==== TASK INPUT ====
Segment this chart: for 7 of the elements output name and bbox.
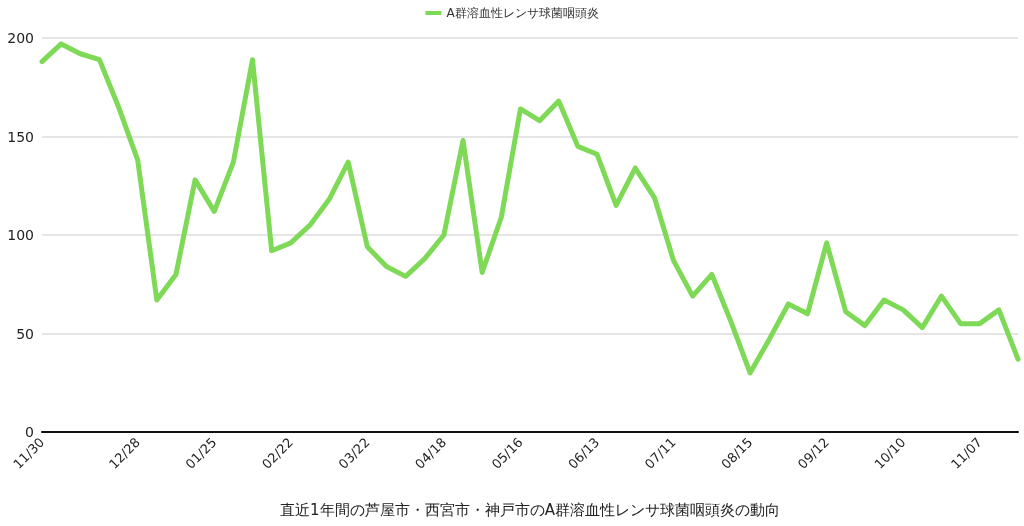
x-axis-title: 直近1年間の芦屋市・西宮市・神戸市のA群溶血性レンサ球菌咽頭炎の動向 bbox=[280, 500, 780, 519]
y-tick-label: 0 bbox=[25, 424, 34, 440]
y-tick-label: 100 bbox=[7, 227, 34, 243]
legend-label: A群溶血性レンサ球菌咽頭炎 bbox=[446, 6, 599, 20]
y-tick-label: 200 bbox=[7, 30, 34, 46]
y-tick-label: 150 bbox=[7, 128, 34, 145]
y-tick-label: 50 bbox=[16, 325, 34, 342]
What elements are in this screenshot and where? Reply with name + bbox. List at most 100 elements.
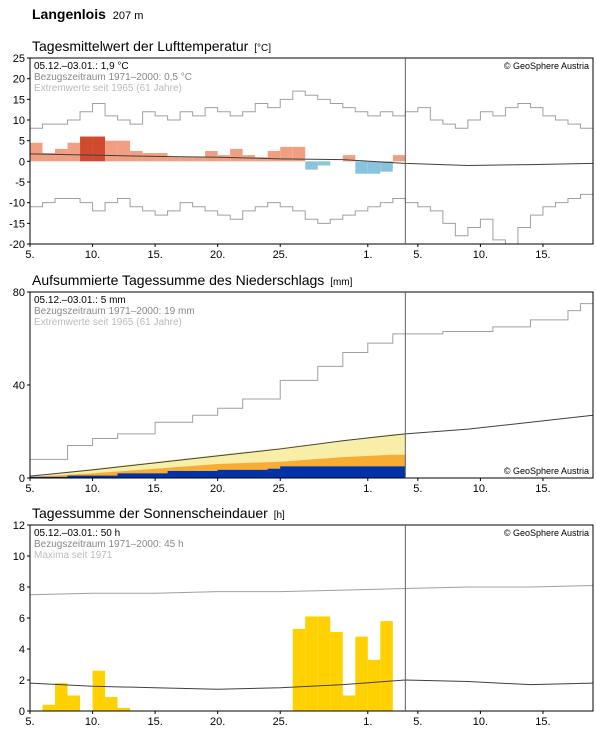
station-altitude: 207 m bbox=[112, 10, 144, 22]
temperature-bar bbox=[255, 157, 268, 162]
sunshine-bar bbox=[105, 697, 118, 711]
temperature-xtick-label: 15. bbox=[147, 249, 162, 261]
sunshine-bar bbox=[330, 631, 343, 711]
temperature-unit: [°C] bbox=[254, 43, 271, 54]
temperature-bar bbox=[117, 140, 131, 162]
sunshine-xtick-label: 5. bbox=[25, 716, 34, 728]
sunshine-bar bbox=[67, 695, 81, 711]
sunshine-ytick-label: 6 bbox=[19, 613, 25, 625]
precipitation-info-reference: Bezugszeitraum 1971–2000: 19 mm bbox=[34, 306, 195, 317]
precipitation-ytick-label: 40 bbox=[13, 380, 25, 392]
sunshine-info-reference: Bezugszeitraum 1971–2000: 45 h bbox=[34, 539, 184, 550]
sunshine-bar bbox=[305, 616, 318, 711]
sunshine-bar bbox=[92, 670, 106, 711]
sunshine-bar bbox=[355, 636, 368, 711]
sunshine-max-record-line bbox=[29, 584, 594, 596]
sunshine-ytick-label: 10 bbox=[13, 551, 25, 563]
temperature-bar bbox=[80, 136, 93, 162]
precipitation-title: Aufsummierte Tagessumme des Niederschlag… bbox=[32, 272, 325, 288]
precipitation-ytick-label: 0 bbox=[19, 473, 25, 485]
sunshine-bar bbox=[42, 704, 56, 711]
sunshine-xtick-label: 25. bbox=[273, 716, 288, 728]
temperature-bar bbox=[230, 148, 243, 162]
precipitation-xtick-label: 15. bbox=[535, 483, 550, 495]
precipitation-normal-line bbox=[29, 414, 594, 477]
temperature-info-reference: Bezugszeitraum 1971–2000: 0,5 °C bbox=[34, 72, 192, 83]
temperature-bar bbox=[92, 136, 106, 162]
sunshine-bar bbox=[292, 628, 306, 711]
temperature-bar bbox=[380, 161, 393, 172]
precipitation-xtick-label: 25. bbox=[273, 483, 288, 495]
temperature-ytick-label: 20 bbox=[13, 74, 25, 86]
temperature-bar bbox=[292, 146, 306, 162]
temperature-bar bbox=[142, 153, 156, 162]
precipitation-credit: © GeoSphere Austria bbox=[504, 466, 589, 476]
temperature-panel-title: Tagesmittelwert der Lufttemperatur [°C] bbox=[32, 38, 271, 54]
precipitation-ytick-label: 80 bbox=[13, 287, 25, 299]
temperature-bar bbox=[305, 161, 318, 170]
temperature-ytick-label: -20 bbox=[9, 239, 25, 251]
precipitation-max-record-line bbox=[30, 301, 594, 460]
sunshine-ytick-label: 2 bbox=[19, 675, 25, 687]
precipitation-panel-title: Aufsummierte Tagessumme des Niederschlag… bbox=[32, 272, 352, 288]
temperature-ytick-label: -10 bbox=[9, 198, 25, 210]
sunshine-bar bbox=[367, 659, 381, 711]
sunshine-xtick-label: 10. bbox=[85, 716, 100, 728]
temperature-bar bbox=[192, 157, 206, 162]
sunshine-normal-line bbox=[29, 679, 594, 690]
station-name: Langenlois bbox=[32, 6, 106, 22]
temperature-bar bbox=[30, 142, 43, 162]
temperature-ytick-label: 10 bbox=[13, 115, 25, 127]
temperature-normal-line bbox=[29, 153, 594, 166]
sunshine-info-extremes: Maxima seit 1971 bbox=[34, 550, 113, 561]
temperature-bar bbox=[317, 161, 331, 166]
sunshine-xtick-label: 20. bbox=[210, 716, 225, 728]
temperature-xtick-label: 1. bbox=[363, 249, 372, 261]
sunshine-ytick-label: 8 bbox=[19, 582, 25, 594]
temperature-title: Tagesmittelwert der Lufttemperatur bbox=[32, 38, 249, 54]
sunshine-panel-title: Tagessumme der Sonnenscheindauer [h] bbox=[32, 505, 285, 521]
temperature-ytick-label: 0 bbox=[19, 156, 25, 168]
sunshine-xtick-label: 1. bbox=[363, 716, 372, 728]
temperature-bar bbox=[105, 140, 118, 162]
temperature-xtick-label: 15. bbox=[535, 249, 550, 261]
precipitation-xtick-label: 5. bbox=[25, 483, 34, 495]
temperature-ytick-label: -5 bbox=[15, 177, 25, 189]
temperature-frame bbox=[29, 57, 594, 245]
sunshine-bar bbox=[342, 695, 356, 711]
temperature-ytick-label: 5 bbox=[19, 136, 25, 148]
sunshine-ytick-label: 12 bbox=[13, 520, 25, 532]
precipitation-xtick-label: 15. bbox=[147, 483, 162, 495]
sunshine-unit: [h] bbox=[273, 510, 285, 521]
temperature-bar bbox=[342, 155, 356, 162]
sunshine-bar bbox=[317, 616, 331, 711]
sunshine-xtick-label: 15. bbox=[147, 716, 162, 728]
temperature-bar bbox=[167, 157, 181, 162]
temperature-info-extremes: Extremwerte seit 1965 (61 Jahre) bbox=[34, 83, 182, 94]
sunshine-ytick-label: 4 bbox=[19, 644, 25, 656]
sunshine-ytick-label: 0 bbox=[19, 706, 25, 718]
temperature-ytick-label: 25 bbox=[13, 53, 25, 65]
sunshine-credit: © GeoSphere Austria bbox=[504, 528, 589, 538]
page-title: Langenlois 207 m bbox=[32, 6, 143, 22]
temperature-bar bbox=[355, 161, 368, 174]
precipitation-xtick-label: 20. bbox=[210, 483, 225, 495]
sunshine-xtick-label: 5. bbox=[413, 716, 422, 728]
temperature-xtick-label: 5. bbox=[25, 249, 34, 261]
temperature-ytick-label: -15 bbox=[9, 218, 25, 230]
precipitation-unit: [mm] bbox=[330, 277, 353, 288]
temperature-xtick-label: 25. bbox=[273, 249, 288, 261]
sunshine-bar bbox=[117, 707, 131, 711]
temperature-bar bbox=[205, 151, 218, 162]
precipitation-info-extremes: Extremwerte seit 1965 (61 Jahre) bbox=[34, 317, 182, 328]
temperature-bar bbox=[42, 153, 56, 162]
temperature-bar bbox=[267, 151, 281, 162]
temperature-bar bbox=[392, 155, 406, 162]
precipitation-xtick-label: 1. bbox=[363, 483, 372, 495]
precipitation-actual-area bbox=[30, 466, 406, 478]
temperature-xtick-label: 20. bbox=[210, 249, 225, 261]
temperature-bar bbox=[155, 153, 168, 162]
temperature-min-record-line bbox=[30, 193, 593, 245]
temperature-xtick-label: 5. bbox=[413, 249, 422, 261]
====
Can you reproduce all of the data above word for word, leaving out the pictures?

Segment this chart: for 7 of the elements output name and bbox.
x-axis-title: 直近1年間の芦屋市・西宮市・神戸市のA群溶血性レンサ球菌咽頭炎の動向 bbox=[280, 500, 780, 519]
y-tick-label: 0 bbox=[25, 424, 34, 440]
y-tick-label: 100 bbox=[7, 227, 34, 243]
legend-label: A群溶血性レンサ球菌咽頭炎 bbox=[446, 6, 599, 20]
y-tick-label: 200 bbox=[7, 30, 34, 46]
y-tick-label: 150 bbox=[7, 128, 34, 145]
y-tick-label: 50 bbox=[16, 325, 34, 342]
What elements are in this screenshot and where? Reply with name + bbox. List at most 100 elements.
station-altitude: 207 m bbox=[112, 10, 144, 22]
temperature-bar bbox=[255, 157, 268, 162]
sunshine-bar bbox=[105, 697, 118, 711]
temperature-xtick-label: 15. bbox=[147, 249, 162, 261]
sunshine-bar bbox=[330, 631, 343, 711]
temperature-unit: [°C] bbox=[254, 43, 271, 54]
temperature-bar bbox=[117, 140, 131, 162]
sunshine-xtick-label: 5. bbox=[25, 716, 34, 728]
sunshine-bar bbox=[67, 695, 81, 711]
sunshine-ytick-label: 6 bbox=[19, 613, 25, 625]
precipitation-info-reference: Bezugszeitraum 1971–2000: 19 mm bbox=[34, 306, 195, 317]
precipitation-ytick-label: 40 bbox=[13, 380, 25, 392]
sunshine-info-reference: Bezugszeitraum 1971–2000: 45 h bbox=[34, 539, 184, 550]
sunshine-bar bbox=[305, 616, 318, 711]
sunshine-bar bbox=[92, 670, 106, 711]
sunshine-bar bbox=[355, 636, 368, 711]
sunshine-max-record-line bbox=[29, 584, 594, 596]
sunshine-ytick-label: 10 bbox=[13, 551, 25, 563]
temperature-bar bbox=[80, 136, 93, 162]
precipitation-title: Aufsummierte Tagessumme des Niederschlag… bbox=[32, 272, 325, 288]
precipitation-ytick-label: 0 bbox=[19, 473, 25, 485]
sunshine-bar bbox=[42, 704, 56, 711]
sunshine-xtick-label: 25. bbox=[273, 716, 288, 728]
temperature-bar bbox=[230, 148, 243, 162]
precipitation-xtick-label: 15. bbox=[535, 483, 550, 495]
precipitation-normal-line bbox=[29, 414, 594, 477]
temperature-info-reference: Bezugszeitraum 1971–2000: 0,5 °C bbox=[34, 72, 192, 83]
temperature-bar bbox=[92, 136, 106, 162]
sunshine-bar bbox=[292, 628, 306, 711]
temperature-bar bbox=[380, 161, 393, 172]
precipitation-xtick-label: 25. bbox=[273, 483, 288, 495]
temperature-ytick-label: 20 bbox=[13, 74, 25, 86]
temperature-bar bbox=[292, 146, 306, 162]
temperature-bar bbox=[142, 153, 156, 162]
precipitation-credit: © GeoSphere Austria bbox=[504, 466, 589, 476]
temperature-panel-title: Tagesmittelwert der Lufttemperatur [°C] bbox=[32, 38, 271, 54]
precipitation-ytick-label: 80 bbox=[13, 287, 25, 299]
temperature-bar bbox=[305, 161, 318, 170]
temperature-ytick-label: -20 bbox=[9, 239, 25, 251]
precipitation-max-record-line bbox=[30, 301, 594, 460]
sunshine-ytick-label: 2 bbox=[19, 675, 25, 687]
precipitation-panel-title: Aufsummierte Tagessumme des Niederschlag… bbox=[32, 272, 352, 288]
temperature-ytick-label: -10 bbox=[9, 198, 25, 210]
sunshine-bar bbox=[367, 659, 381, 711]
sunshine-xtick-label: 10. bbox=[85, 716, 100, 728]
temperature-bar bbox=[192, 157, 206, 162]
sunshine-normal-line bbox=[29, 679, 594, 690]
station-name: Langenlois bbox=[32, 6, 106, 22]
temperature-bar bbox=[30, 142, 43, 162]
temperature-ytick-label: 10 bbox=[13, 115, 25, 127]
temperature-normal-line bbox=[29, 153, 594, 166]
sunshine-info-extremes: Maxima seit 1971 bbox=[34, 550, 113, 561]
temperature-bar bbox=[317, 161, 331, 166]
sunshine-xtick-label: 20. bbox=[210, 716, 225, 728]
temperature-xtick-label: 1. bbox=[363, 249, 372, 261]
sunshine-ytick-label: 8 bbox=[19, 582, 25, 594]
temperature-title: Tagesmittelwert der Lufttemperatur bbox=[32, 38, 249, 54]
sunshine-panel-title: Tagessumme der Sonnenscheindauer [h] bbox=[32, 505, 285, 521]
temperature-ytick-label: 0 bbox=[19, 156, 25, 168]
sunshine-xtick-label: 1. bbox=[363, 716, 372, 728]
temperature-bar bbox=[105, 140, 118, 162]
temperature-xtick-label: 15. bbox=[535, 249, 550, 261]
precipitation-xtick-label: 5. bbox=[25, 483, 34, 495]
temperature-ytick-label: -5 bbox=[15, 177, 25, 189]
temperature-frame bbox=[29, 57, 594, 245]
sunshine-bar bbox=[342, 695, 356, 711]
temperature-ytick-label: 5 bbox=[19, 136, 25, 148]
sunshine-ytick-label: 12 bbox=[13, 520, 25, 532]
precipitation-xtick-label: 15. bbox=[147, 483, 162, 495]
sunshine-unit: [h] bbox=[273, 510, 285, 521]
temperature-bar bbox=[342, 155, 356, 162]
sunshine-bar bbox=[317, 616, 331, 711]
sunshine-xtick-label: 15. bbox=[147, 716, 162, 728]
temperature-bar bbox=[167, 157, 181, 162]
temperature-info-extremes: Extremwerte seit 1965 (61 Jahre) bbox=[34, 83, 182, 94]
sunshine-ytick-label: 4 bbox=[19, 644, 25, 656]
sunshine-ytick-label: 0 bbox=[19, 706, 25, 718]
temperature-ytick-label: 25 bbox=[13, 53, 25, 65]
sunshine-credit: © GeoSphere Austria bbox=[504, 528, 589, 538]
page-title: Langenlois 207 m bbox=[32, 6, 143, 22]
temperature-bar bbox=[355, 161, 368, 174]
precipitation-xtick-label: 20. bbox=[210, 483, 225, 495]
sunshine-xtick-label: 5. bbox=[413, 716, 422, 728]
temperature-xtick-label: 5. bbox=[25, 249, 34, 261]
temperature-ytick-label: -15 bbox=[9, 218, 25, 230]
precipitation-unit: [mm] bbox=[330, 277, 353, 288]
temperature-xtick-label: 25. bbox=[273, 249, 288, 261]
sunshine-bar bbox=[117, 707, 131, 711]
temperature-bar bbox=[205, 151, 218, 162]
precipitation-info-extremes: Extremwerte seit 1965 (61 Jahre) bbox=[34, 317, 182, 328]
temperature-bar bbox=[42, 153, 56, 162]
temperature-bar bbox=[267, 151, 281, 162]
temperature-bar bbox=[392, 155, 406, 162]
precipitation-xtick-label: 1. bbox=[363, 483, 372, 495]
precipitation-actual-area bbox=[30, 466, 406, 478]
temperature-xtick-label: 20. bbox=[210, 249, 225, 261]
temperature-bar bbox=[155, 153, 168, 162]
temperature-min-record-line bbox=[30, 193, 593, 245]
temperature-xtick-label: 5. bbox=[413, 249, 422, 261]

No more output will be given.